>> Start

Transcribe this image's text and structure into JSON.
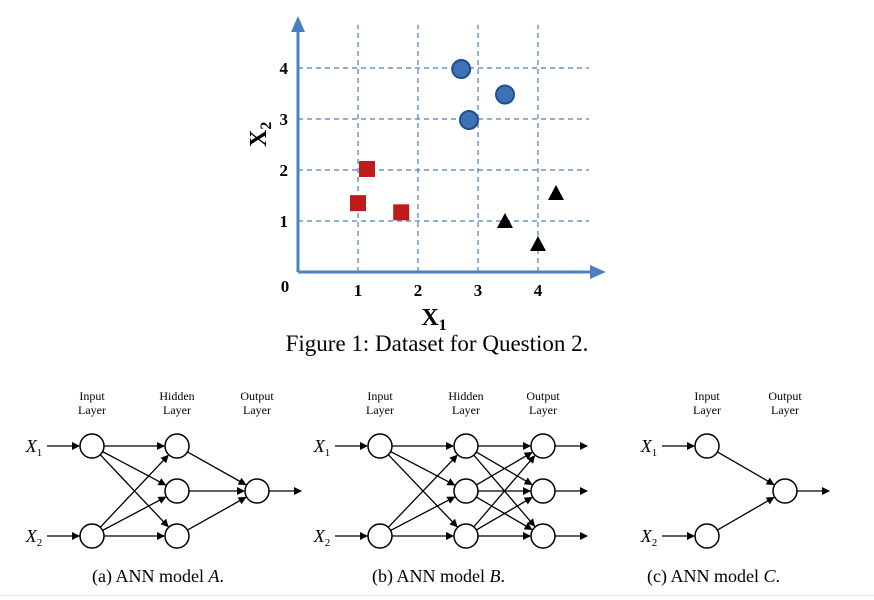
{
  "chart_data": {
    "type": "scatter",
    "title": "",
    "xlabel": "X",
    "xlabel_sub": "1",
    "ylabel": "X",
    "ylabel_sub": "2",
    "origin_label": "0",
    "xticks": [
      "1",
      "2",
      "3",
      "4"
    ],
    "yticks": [
      "1",
      "2",
      "3",
      "4"
    ],
    "xlim": [
      0,
      4.9
    ],
    "ylim": [
      0,
      5.0
    ],
    "grid": true,
    "series": [
      {
        "marker": "circle",
        "color": "#3d72b5",
        "points": [
          [
            2.72,
            3.98
          ],
          [
            3.45,
            3.48
          ],
          [
            2.85,
            2.98
          ]
        ]
      },
      {
        "marker": "square",
        "color": "#c01b1b",
        "points": [
          [
            1.15,
            2.02
          ],
          [
            1.0,
            1.35
          ],
          [
            1.72,
            1.17
          ]
        ]
      },
      {
        "marker": "triangle",
        "color": "#000000",
        "points": [
          [
            3.45,
            1.0
          ],
          [
            4.3,
            1.55
          ],
          [
            4.0,
            0.55
          ]
        ]
      }
    ],
    "axis_color": "#4a7fc1",
    "grid_color": "#4a7fc1"
  },
  "figure_caption": "Figure 1: Dataset for Question 2.",
  "models": [
    {
      "layer_labels": [
        [
          "Input",
          "Layer"
        ],
        [
          "Hidden",
          "Layer"
        ],
        [
          "Output",
          "Layer"
        ]
      ],
      "inputs": [
        [
          "X",
          "1"
        ],
        [
          "X",
          "2"
        ]
      ],
      "caption_prefix": "(a)  ANN model ",
      "caption_var": "A",
      "caption_suffix": "."
    },
    {
      "layer_labels": [
        [
          "Input",
          "Layer"
        ],
        [
          "Hidden",
          "Layer"
        ],
        [
          "Output",
          "Layer"
        ]
      ],
      "inputs": [
        [
          "X",
          "1"
        ],
        [
          "X",
          "2"
        ]
      ],
      "caption_prefix": "(b)  ANN model ",
      "caption_var": "B",
      "caption_suffix": "."
    },
    {
      "layer_labels": [
        [
          "Input",
          "Layer"
        ],
        [
          "Output",
          "Layer"
        ]
      ],
      "inputs": [
        [
          "X",
          "1"
        ],
        [
          "X",
          "2"
        ]
      ],
      "caption_prefix": "(c)  ANN model ",
      "caption_var": "C",
      "caption_suffix": "."
    }
  ]
}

>> End

Short task — Your task is to repeat the data above exactly while excluding the pictures.

Solution for this exercise —
Transcribe this image's text and structure into JSON.
{
  "chart_data": {
    "type": "scatter",
    "title": "",
    "xlabel": "X",
    "xlabel_sub": "1",
    "ylabel": "X",
    "ylabel_sub": "2",
    "origin_label": "0",
    "xticks": [
      "1",
      "2",
      "3",
      "4"
    ],
    "yticks": [
      "1",
      "2",
      "3",
      "4"
    ],
    "xlim": [
      0,
      4.9
    ],
    "ylim": [
      0,
      5.0
    ],
    "grid": true,
    "series": [
      {
        "marker": "circle",
        "color": "#3d72b5",
        "points": [
          [
            2.72,
            3.98
          ],
          [
            3.45,
            3.48
          ],
          [
            2.85,
            2.98
          ]
        ]
      },
      {
        "marker": "square",
        "color": "#c01b1b",
        "points": [
          [
            1.15,
            2.02
          ],
          [
            1.0,
            1.35
          ],
          [
            1.72,
            1.17
          ]
        ]
      },
      {
        "marker": "triangle",
        "color": "#000000",
        "points": [
          [
            3.45,
            1.0
          ],
          [
            4.3,
            1.55
          ],
          [
            4.0,
            0.55
          ]
        ]
      }
    ],
    "axis_color": "#4a7fc1",
    "grid_color": "#4a7fc1"
  },
  "figure_caption": "Figure 1: Dataset for Question 2.",
  "models": [
    {
      "layer_labels": [
        [
          "Input",
          "Layer"
        ],
        [
          "Hidden",
          "Layer"
        ],
        [
          "Output",
          "Layer"
        ]
      ],
      "inputs": [
        [
          "X",
          "1"
        ],
        [
          "X",
          "2"
        ]
      ],
      "caption_prefix": "(a)  ANN model ",
      "caption_var": "A",
      "caption_suffix": "."
    },
    {
      "layer_labels": [
        [
          "Input",
          "Layer"
        ],
        [
          "Hidden",
          "Layer"
        ],
        [
          "Output",
          "Layer"
        ]
      ],
      "inputs": [
        [
          "X",
          "1"
        ],
        [
          "X",
          "2"
        ]
      ],
      "caption_prefix": "(b)  ANN model ",
      "caption_var": "B",
      "caption_suffix": "."
    },
    {
      "layer_labels": [
        [
          "Input",
          "Layer"
        ],
        [
          "Output",
          "Layer"
        ]
      ],
      "inputs": [
        [
          "X",
          "1"
        ],
        [
          "X",
          "2"
        ]
      ],
      "caption_prefix": "(c)  ANN model ",
      "caption_var": "C",
      "caption_suffix": "."
    }
  ]
}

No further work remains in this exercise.